This shortcoming represents an opportunity for innovation. The development of modular prototypes for controlled agricultural systems would not only facilitate experimentation with different variables (temperature, humidity, time, and type of lighting or irrigation) but also allow adapting these same devices to the latest needs and experimental objectives with a minimal additional investment of time, effort, and even money. In addition, by applying a design methodology focused on user needs (as proposed by Stone et al., 2008 [
22]), the relevance and applicability of the product are strengthened, aligning the methodology with the real needs of researchers, technicians, or students in low-budget contexts.
The present work aims to address this methodological gap by demonstrating how conceptual design based on modular platforms and architectures can serve as a strategic solution for developing functional prototypes in experimental agricultural environments. This approach is expected to not only improve the efficiency of the design process but also promote scalability, technology transfer, and democratic access to useful technologies for plant experimentation.
Recent open-source initiatives such as FarmBot [
29] and MIT’s OpenAG Personal Food Computer [
30] have explored the use of modular cultivation platforms for experimental agriculture, reinforcing the relevance of the methodological approach proposed in this work. FarmBot, an open-source CNC farming robot, enables configurable, automated irrigation, planting, and monitoring—highlighting scalability, repeatability, and modularity for research applications [
29]. Similarly, the Open Agriculture Initiative has developed modular “Food Computers” that support decentralized, sensor-driven experimentation in controlled environments [
30,
31]. These examples underscore a growing interest in scalable, adaptable systems that closely align with the aims and approach of the present work, while demonstrating the practical viability of applying systematic design methodologies to agricultural experimental devices.
3. Materials and Methods
This study adopts a conceptual design methodology focused on user needs for the development of a modular product platform applicable to a cuttings growth chamber. The approach is based on the methodological framework proposed by Stoneet et al. (2008) [
22], which enables the translation of customer needs into functional models and scalable product architectures. The methodology is developed in three main phases—needs analysis, functional modeling, and product architecture definition, in addition to the generation of a conceptual design employing an approximate geometric layout of the actual case study. This allows for exploration of the possible organizations of the modules, thus obtaining a better understanding of how the conceptual design will be physically represented in the near future [
32].
3.1. Sample Selection Criteria
Since this study is oriented towards the exploration and application of a design methodology focused on user needs for the development of a modular cuttings growth chamber product platform, the selection of participants was based on the following criteria:
Relevance of the participant’s knowledge, i.e., individuals with experience or knowledge in areas related to controlled agriculture, system automation, product design, or applied engineering were selected.
Diversity of contexts of use, seeking to include participants who represented different application environments for the planned system, such as educational, small-scale urban, or academic environments.
Critical perspective and reflective capacity were prioritized in the inclusion of people capable of critically evaluating design proposals and participating in technical co-creation or technical discussion processes to facilitate an exchange of high-quality ideas that can improve design proposals.

BRIEF A →
Answer these questions about the growth chamber extract:
(i) What are the three main phases of the methodology?
(ii) Which three tasks does FarmBot enable in a configurable, automated way?
(iii) What application environments were participants meant to represent?
BRIEF B →
Carry on the growth chamber extract from its final sentence.

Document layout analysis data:
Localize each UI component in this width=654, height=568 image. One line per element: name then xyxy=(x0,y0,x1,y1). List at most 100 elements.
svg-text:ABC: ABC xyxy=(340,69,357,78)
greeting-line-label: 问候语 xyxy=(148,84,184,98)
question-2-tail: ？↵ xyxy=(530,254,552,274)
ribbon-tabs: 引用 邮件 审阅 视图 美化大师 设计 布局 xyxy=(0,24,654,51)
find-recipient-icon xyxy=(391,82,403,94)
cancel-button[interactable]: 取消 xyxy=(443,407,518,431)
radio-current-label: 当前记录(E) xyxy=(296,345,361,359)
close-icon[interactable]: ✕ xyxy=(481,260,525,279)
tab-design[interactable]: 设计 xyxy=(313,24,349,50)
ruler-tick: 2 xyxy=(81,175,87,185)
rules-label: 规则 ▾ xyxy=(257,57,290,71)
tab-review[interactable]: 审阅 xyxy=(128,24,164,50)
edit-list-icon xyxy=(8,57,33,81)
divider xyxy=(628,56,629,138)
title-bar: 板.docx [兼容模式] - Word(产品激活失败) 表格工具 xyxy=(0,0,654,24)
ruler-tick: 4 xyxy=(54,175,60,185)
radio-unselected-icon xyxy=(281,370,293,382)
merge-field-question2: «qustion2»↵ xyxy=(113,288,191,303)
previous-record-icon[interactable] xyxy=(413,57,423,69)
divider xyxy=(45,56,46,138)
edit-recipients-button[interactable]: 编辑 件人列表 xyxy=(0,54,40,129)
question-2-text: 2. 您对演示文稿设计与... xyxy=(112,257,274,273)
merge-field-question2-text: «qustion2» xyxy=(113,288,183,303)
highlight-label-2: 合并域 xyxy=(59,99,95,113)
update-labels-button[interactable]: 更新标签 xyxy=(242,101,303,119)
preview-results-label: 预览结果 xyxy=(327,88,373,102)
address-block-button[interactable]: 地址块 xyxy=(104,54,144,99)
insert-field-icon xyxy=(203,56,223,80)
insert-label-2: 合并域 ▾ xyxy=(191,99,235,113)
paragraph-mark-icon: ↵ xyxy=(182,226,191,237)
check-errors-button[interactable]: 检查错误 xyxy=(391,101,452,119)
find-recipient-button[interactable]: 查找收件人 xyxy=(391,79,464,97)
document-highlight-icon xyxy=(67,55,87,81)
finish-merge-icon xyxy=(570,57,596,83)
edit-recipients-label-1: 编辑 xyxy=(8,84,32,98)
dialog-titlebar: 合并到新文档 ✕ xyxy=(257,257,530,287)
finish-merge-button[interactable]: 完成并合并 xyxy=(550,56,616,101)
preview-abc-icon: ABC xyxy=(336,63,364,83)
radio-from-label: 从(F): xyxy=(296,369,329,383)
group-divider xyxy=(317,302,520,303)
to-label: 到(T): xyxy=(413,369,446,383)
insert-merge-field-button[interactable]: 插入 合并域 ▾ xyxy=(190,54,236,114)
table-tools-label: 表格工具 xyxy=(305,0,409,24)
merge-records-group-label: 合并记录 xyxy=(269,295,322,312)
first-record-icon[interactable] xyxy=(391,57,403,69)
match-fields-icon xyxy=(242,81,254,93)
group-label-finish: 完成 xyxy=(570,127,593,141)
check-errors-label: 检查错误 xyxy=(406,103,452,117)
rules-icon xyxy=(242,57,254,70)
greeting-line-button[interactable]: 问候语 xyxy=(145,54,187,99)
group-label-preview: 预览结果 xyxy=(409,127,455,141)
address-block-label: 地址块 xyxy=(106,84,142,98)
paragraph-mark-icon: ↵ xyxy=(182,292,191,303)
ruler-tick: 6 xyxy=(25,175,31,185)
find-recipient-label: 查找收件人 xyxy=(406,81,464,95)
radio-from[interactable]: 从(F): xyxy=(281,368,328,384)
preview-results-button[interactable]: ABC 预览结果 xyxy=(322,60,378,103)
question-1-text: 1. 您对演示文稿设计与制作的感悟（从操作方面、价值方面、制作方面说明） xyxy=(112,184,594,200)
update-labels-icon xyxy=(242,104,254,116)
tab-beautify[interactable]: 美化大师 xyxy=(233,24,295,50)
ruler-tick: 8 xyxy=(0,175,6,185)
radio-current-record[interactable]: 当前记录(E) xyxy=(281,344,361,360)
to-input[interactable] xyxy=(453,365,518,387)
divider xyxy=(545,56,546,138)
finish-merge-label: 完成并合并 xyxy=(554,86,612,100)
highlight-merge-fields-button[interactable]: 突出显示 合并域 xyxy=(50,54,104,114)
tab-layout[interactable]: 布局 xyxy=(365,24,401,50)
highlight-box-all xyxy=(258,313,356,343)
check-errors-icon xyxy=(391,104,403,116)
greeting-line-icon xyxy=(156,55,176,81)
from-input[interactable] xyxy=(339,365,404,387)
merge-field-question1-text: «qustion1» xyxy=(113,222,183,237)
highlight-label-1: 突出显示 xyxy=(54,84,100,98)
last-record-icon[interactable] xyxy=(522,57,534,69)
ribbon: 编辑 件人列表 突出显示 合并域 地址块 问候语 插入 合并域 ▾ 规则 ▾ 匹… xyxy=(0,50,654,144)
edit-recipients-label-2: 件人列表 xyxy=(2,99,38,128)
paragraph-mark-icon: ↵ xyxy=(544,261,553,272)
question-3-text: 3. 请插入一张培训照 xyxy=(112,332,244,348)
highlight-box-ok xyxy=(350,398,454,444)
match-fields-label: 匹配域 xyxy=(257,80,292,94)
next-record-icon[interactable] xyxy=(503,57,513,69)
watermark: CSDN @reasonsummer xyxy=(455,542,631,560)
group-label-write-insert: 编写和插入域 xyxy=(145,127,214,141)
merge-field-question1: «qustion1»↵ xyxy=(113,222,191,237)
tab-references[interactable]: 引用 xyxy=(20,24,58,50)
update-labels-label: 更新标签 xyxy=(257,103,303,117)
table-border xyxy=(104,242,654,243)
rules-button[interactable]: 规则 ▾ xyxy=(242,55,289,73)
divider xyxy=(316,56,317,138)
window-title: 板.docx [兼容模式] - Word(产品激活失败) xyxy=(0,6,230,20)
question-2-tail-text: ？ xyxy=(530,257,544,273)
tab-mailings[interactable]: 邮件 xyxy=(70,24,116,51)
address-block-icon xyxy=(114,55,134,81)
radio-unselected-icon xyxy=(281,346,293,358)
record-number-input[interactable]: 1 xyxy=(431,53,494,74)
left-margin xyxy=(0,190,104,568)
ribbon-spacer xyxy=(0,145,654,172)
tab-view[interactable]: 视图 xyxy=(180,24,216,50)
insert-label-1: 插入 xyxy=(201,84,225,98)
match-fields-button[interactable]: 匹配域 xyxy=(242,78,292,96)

YOUR RESPONSE A →
(i) Needs analysis, functional modeling, and product architecture definition.
(ii) Irrigation, planting, and monitoring.
(iii) Educational, small-scale urban, or academic environments.

YOUR RESPONSE B →
These criteria, together with logistical limitations and access to more specific populations, resulted in the selection of only four people with varied knowledge and different approaches, but who converged on a common point: the research. Each contributed relevant and specific information that enriched the needs analysis, which is the basis of the methodology implemented in this research. Therefore, this number was sufficient for implementing the method, allowing for a detailed and coherent analysis of the data. The selection of participants (
n = 4) was based on a focused expert elicitation strategy, targeting individuals with specific and direct experience in the development, use, or evaluation of controlled-environment propagation systems. The selected participants were professionals with several years of practical experience in designing, developing, prototyping, monitoring, and automating plant growth chambers. Their profiles included postgraduate-level academic training and active involvement in research projects related to system implementation and testing. This small number of participants aligned with the methodological principles of conceptual design research. Several foundational studies support the use of small but expert samples in early-stage requirement elicitation: (i) Nielsen (1994) demonstrated that even as few as five users can yield the majority of insights during usability testing, highlighting that each user provides unique and valuable input [
33]; (ii) Blessing and Chakrabarti (2009) [
34] emphasized that a sample size of one person can be as valuable as a sample size of 1500 persons, depending on the type of study. Sample size can be as big or small as needed in any phase of development when the members possess contextual expertise or any characteristics that could influence the outcome of a particular study [
34]; and (iii) Otto and Wood (2001) advocated for expert elicitation, where knowledgeable individuals inform functional modeling and requirement capture [
26]. Therefore, a cohort of four expert participants in this study is consistent with accepted practices in design methodology and ensures a high-quality, focused input base for the functional development of the prototype.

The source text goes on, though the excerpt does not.